WHAT IS EXPECTED — Identify the lines bearing the string "Columbia" and gather them.

====== EXERCISE INPUTS ======

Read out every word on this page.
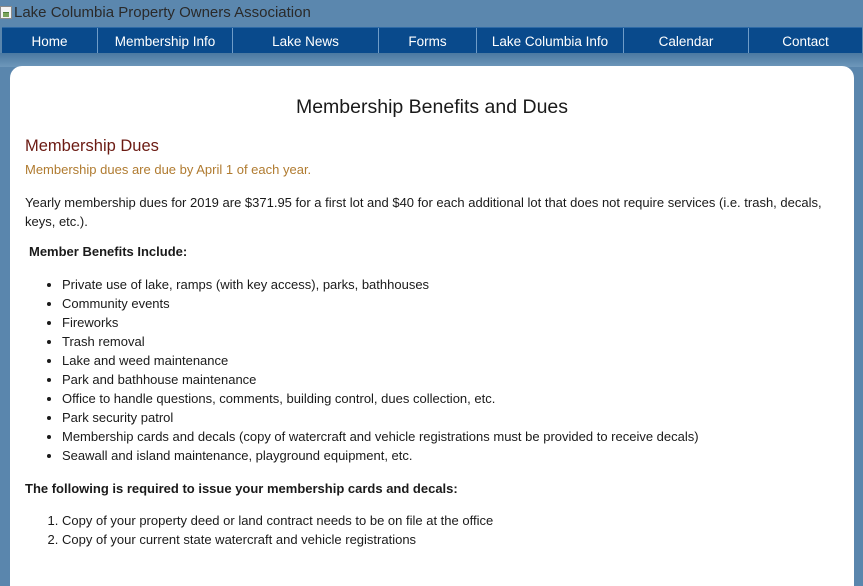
Lake Columbia Property Owners Association
Home	Membership Info	Lake News	Forms	Lake Columbia Info	Calendar	Contact
Membership Benefits and Dues
Membership Dues
Membership dues are due by April 1 of each year.

Yearly membership dues for 2019 are $371.95 for a first lot and $40 for each additional lot that does not require services (i.e. trash, decals, keys, etc.).

Member Benefits Include:
• Private use of lake, ramps (with key access), parks, bathhouses
• Community events
• Fireworks
• Trash removal
• Lake and weed maintenance
• Park and bathhouse maintenance
• Office to handle questions, comments, building control, dues collection, etc.
• Park security patrol
• Membership cards and decals (copy of watercraft and vehicle registrations must be provided to receive decals)
• Seawall and island maintenance, playground equipment, etc.
The following is required to issue your membership cards and decals:
1. Copy of your property deed or land contract needs to be on file at the office
2. Copy of your current state watercraft and vehicle registrations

======

ANSWER IN FULL —
Lake Columbia Property Owners Association
Home	Membership Info	Lake News	Forms	Lake Columbia Info	Calendar	Contact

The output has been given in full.